(Saved data entries)
● ● ● ●
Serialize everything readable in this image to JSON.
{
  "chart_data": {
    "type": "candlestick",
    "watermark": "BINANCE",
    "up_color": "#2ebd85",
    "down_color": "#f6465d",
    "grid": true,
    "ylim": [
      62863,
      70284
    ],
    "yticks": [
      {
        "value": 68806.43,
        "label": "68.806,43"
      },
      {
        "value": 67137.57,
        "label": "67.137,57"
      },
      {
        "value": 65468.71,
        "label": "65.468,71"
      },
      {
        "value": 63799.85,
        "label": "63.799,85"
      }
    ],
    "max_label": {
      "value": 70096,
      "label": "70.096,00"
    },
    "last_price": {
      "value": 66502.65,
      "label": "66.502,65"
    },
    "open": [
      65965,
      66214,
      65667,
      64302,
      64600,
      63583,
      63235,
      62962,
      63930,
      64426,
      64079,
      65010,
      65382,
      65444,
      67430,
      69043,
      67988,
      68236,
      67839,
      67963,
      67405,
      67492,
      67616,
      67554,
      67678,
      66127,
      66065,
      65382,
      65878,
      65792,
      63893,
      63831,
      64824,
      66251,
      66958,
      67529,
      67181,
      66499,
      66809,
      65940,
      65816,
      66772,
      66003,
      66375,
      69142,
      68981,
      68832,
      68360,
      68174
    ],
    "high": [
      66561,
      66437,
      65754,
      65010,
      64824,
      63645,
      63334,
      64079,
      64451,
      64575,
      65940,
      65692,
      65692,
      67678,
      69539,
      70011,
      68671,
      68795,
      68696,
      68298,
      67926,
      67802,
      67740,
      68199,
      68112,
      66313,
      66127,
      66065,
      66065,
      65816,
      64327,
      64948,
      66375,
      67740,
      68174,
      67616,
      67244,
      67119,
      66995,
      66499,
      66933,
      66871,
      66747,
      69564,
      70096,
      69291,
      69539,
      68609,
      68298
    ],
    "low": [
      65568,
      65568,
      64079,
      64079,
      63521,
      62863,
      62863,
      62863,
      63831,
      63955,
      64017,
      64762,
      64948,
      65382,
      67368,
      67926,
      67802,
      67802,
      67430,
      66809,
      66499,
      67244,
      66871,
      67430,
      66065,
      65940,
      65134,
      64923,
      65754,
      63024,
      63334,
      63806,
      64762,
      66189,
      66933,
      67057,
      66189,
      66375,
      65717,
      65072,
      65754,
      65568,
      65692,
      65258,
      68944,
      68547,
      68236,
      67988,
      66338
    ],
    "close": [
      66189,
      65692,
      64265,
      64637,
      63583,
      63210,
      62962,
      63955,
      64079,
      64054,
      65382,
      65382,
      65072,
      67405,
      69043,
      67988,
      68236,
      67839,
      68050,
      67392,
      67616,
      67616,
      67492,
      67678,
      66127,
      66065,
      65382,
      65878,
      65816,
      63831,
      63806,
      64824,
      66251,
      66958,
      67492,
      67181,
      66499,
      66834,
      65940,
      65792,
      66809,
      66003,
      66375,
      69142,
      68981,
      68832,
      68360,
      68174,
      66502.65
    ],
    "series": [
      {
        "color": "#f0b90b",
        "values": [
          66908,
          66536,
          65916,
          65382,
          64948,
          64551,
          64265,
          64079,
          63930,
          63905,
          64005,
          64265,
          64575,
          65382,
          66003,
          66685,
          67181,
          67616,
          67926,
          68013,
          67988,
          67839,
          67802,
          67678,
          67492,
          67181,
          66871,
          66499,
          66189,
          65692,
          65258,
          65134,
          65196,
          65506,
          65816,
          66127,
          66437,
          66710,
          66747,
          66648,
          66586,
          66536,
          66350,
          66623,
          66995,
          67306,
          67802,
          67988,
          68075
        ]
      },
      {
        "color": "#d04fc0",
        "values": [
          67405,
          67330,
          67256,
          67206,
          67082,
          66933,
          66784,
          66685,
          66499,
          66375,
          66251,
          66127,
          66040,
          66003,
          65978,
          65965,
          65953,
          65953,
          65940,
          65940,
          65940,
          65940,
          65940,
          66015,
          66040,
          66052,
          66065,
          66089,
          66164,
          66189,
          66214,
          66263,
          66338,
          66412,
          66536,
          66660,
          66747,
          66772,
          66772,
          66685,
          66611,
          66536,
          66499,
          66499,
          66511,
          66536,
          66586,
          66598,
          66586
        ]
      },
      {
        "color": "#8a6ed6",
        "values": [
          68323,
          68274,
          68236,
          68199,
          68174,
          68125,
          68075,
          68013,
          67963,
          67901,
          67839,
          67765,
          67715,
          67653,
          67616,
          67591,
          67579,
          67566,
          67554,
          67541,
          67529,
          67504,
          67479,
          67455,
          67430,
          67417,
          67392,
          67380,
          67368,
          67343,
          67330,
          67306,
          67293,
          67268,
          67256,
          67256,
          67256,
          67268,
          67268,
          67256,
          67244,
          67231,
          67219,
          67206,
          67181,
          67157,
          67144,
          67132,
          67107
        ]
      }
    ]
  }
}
● ● ● ●
- **Aim of the exercise**:
From the records above, extract every entry verbatim.

- **Response**:
Serialize everything readable in this image to JSON.
{
  "chart_data": {
    "type": "candlestick",
    "watermark": "BINANCE",
    "up_color": "#2ebd85",
    "down_color": "#f6465d",
    "grid": true,
    "ylim": [
      62863,
      70284
    ],
    "yticks": [
      {
        "value": 68806.43,
        "label": "68.806,43"
      },
      {
        "value": 67137.57,
        "label": "67.137,57"
      },
      {
        "value": 65468.71,
        "label": "65.468,71"
      },
      {
        "value": 63799.85,
        "label": "63.799,85"
      }
    ],
    "max_label": {
      "value": 70096,
      "label": "70.096,00"
    },
    "last_price": {
      "value": 66502.65,
      "label": "66.502,65"
    },
    "open": [
      65965,
      66214,
      65667,
      64302,
      64600,
      63583,
      63235,
      62962,
      63930,
      64426,
      64079,
      65010,
      65382,
      65444,
      67430,
      69043,
      67988,
      68236,
      67839,
      67963,
      67405,
      67492,
      67616,
      67554,
      67678,
      66127,
      66065,
      65382,
      65878,
      65792,
      63893,
      63831,
      64824,
      66251,
      66958,
      67529,
      67181,
      66499,
      66809,
      65940,
      65816,
      66772,
      66003,
      66375,
      69142,
      68981,
      68832,
      68360,
      68174
    ],
    "high": [
      66561,
      66437,
      65754,
      65010,
      64824,
      63645,
      63334,
      64079,
      64451,
      64575,
      65940,
      65692,
      65692,
      67678,
      69539,
      70011,
      68671,
      68795,
      68696,
      68298,
      67926,
      67802,
      67740,
      68199,
      68112,
      66313,
      66127,
      66065,
      66065,
      65816,
      64327,
      64948,
      66375,
      67740,
      68174,
      67616,
      67244,
      67119,
      66995,
      66499,
      66933,
      66871,
      66747,
      69564,
      70096,
      69291,
      69539,
      68609,
      68298
    ],
    "low": [
      65568,
      65568,
      64079,
      64079,
      63521,
      62863,
      62863,
      62863,
      63831,
      63955,
      64017,
      64762,
      64948,
      65382,
      67368,
      67926,
      67802,
      67802,
      67430,
      66809,
      66499,
      67244,
      66871,
      67430,
      66065,
      65940,
      65134,
      64923,
      65754,
      63024,
      63334,
      63806,
      64762,
      66189,
      66933,
      67057,
      66189,
      66375,
      65717,
      65072,
      65754,
      65568,
      65692,
      65258,
      68944,
      68547,
      68236,
      67988,
      66338
    ],
    "close": [
      66189,
      65692,
      64265,
      64637,
      63583,
      63210,
      62962,
      63955,
      64079,
      64054,
      65382,
      65382,
      65072,
      67405,
      69043,
      67988,
      68236,
      67839,
      68050,
      67392,
      67616,
      67616,
      67492,
      67678,
      66127,
      66065,
      65382,
      65878,
      65816,
      63831,
      63806,
      64824,
      66251,
      66958,
      67492,
      67181,
      66499,
      66834,
      65940,
      65792,
      66809,
      66003,
      66375,
      69142,
      68981,
      68832,
      68360,
      68174,
      66502.65
    ],
    "series": [
      {
        "color": "#f0b90b",
        "values": [
          66908,
          66536,
          65916,
          65382,
          64948,
          64551,
          64265,
          64079,
          63930,
          63905,
          64005,
          64265,
          64575,
          65382,
          66003,
          66685,
          67181,
          67616,
          67926,
          68013,
          67988,
          67839,
          67802,
          67678,
          67492,
          67181,
          66871,
          66499,
          66189,
          65692,
          65258,
          65134,
          65196,
          65506,
          65816,
          66127,
          66437,
          66710,
          66747,
          66648,
          66586,
          66536,
          66350,
          66623,
          66995,
          67306,
          67802,
          67988,
          68075
        ]
      },
      {
        "color": "#d04fc0",
        "values": [
          67405,
          67330,
          67256,
          67206,
          67082,
          66933,
          66784,
          66685,
          66499,
          66375,
          66251,
          66127,
          66040,
          66003,
          65978,
          65965,
          65953,
          65953,
          65940,
          65940,
          65940,
          65940,
          65940,
          66015,
          66040,
          66052,
          66065,
          66089,
          66164,
          66189,
          66214,
          66263,
          66338,
          66412,
          66536,
          66660,
          66747,
          66772,
          66772,
          66685,
          66611,
          66536,
          66499,
          66499,
          66511,
          66536,
          66586,
          66598,
          66586
        ]
      },
      {
        "color": "#8a6ed6",
        "values": [
          68323,
          68274,
          68236,
          68199,
          68174,
          68125,
          68075,
          68013,
          67963,
          67901,
          67839,
          67765,
          67715,
          67653,
          67616,
          67591,
          67579,
          67566,
          67554,
          67541,
          67529,
          67504,
          67479,
          67455,
          67430,
          67417,
          67392,
          67380,
          67368,
          67343,
          67330,
          67306,
          67293,
          67268,
          67256,
          67256,
          67256,
          67268,
          67268,
          67256,
          67244,
          67231,
          67219,
          67206,
          67181,
          67157,
          67144,
          67132,
          67107
        ]
      }
    ]
  }
}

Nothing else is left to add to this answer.